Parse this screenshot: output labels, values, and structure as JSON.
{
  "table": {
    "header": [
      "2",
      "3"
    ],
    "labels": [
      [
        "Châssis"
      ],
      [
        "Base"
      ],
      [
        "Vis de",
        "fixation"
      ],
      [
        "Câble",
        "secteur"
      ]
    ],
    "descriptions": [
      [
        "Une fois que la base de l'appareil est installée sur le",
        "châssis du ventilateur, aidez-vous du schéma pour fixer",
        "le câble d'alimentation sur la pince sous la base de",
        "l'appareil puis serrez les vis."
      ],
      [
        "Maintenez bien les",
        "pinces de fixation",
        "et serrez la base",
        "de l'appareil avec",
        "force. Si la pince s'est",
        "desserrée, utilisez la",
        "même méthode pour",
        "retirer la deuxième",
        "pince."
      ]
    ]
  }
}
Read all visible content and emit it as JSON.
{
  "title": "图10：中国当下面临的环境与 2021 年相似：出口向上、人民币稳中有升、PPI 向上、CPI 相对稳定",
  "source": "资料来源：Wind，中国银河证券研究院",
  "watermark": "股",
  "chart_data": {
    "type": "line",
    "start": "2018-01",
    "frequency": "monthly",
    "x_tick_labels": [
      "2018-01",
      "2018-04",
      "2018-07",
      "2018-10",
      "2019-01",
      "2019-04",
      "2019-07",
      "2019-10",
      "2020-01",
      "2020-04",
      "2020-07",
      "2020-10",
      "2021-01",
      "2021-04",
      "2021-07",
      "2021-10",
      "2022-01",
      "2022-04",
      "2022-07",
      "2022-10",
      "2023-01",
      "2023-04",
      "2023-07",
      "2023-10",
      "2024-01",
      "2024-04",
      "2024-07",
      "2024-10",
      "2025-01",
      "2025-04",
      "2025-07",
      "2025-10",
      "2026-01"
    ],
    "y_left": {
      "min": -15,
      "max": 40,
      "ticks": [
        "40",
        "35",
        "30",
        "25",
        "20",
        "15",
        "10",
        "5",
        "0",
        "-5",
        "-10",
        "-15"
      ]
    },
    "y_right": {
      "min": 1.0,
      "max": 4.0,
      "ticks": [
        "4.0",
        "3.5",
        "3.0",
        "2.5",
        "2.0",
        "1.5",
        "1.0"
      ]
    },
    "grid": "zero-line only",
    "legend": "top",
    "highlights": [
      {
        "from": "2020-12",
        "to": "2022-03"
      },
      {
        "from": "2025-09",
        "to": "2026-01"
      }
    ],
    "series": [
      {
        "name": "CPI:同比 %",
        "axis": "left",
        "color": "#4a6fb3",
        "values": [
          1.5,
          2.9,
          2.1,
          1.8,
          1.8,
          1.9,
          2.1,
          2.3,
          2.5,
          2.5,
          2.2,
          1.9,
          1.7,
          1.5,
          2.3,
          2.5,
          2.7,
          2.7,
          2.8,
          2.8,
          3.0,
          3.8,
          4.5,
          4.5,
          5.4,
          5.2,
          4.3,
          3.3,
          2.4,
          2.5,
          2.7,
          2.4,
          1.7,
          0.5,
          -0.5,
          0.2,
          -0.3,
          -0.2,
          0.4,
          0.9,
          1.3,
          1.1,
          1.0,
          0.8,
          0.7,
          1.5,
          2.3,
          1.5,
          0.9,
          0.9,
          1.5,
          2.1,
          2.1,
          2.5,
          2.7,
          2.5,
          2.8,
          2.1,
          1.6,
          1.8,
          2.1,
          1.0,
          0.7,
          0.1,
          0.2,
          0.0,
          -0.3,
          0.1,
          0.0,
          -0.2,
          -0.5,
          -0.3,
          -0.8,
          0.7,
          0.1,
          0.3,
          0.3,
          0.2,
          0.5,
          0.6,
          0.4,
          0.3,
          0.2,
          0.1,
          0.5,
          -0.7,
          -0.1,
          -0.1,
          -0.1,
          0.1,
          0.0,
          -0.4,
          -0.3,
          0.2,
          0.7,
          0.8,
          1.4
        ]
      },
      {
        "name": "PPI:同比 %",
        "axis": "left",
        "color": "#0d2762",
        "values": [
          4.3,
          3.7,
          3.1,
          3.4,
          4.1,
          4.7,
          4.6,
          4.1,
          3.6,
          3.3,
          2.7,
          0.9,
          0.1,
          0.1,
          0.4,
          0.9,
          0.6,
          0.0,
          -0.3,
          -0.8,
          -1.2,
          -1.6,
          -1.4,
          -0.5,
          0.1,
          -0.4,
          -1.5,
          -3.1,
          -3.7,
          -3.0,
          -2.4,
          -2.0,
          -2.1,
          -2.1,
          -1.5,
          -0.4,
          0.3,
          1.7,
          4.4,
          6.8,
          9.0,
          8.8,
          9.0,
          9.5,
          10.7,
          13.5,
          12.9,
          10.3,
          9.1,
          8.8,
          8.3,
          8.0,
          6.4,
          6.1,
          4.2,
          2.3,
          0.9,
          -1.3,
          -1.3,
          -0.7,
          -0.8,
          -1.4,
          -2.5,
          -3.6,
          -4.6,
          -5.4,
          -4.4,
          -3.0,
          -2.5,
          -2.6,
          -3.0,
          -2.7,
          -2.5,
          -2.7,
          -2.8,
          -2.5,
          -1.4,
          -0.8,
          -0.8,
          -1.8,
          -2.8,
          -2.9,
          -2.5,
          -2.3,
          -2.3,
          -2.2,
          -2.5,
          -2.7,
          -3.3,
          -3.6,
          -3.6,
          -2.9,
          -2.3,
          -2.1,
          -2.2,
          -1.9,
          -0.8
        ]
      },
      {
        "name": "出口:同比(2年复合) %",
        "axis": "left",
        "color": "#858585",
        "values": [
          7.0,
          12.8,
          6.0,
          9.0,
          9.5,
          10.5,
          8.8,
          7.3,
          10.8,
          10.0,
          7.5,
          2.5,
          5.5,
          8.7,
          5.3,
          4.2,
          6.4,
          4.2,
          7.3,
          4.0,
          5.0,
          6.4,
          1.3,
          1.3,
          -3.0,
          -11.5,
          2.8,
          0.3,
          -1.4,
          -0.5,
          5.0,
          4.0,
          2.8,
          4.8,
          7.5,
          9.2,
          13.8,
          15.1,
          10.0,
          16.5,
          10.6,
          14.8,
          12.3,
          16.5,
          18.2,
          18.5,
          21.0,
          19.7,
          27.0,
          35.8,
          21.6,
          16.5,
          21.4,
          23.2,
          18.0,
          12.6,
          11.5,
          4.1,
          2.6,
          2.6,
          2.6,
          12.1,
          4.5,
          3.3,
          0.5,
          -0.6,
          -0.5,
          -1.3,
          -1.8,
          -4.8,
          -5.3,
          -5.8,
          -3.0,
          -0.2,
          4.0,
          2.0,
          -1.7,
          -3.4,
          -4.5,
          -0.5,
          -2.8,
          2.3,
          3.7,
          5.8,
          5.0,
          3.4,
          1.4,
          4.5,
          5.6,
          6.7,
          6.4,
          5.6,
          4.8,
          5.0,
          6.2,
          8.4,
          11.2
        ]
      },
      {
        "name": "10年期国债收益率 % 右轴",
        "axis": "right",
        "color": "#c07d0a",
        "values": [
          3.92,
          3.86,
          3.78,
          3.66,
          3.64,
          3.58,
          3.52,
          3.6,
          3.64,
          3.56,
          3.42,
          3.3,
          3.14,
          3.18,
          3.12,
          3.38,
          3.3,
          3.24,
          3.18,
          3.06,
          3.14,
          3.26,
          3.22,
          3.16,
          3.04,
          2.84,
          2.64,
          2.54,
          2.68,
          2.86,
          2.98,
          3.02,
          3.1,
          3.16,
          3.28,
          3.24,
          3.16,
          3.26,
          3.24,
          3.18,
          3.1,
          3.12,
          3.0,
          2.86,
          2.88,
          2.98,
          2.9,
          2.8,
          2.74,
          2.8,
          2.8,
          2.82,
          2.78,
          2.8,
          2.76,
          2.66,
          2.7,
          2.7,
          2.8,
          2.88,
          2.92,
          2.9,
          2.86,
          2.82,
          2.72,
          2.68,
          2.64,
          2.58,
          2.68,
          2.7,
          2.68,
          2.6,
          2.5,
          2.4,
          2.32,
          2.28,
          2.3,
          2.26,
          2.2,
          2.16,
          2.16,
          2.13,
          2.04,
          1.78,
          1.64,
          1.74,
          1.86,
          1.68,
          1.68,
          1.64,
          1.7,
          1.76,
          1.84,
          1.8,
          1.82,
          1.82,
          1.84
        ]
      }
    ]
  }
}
+-------+
Gather each line holding the string "JSON".

Parse this screenshot: output labels, values, and structure as JSON.
Read all visible content and emit it as JSON.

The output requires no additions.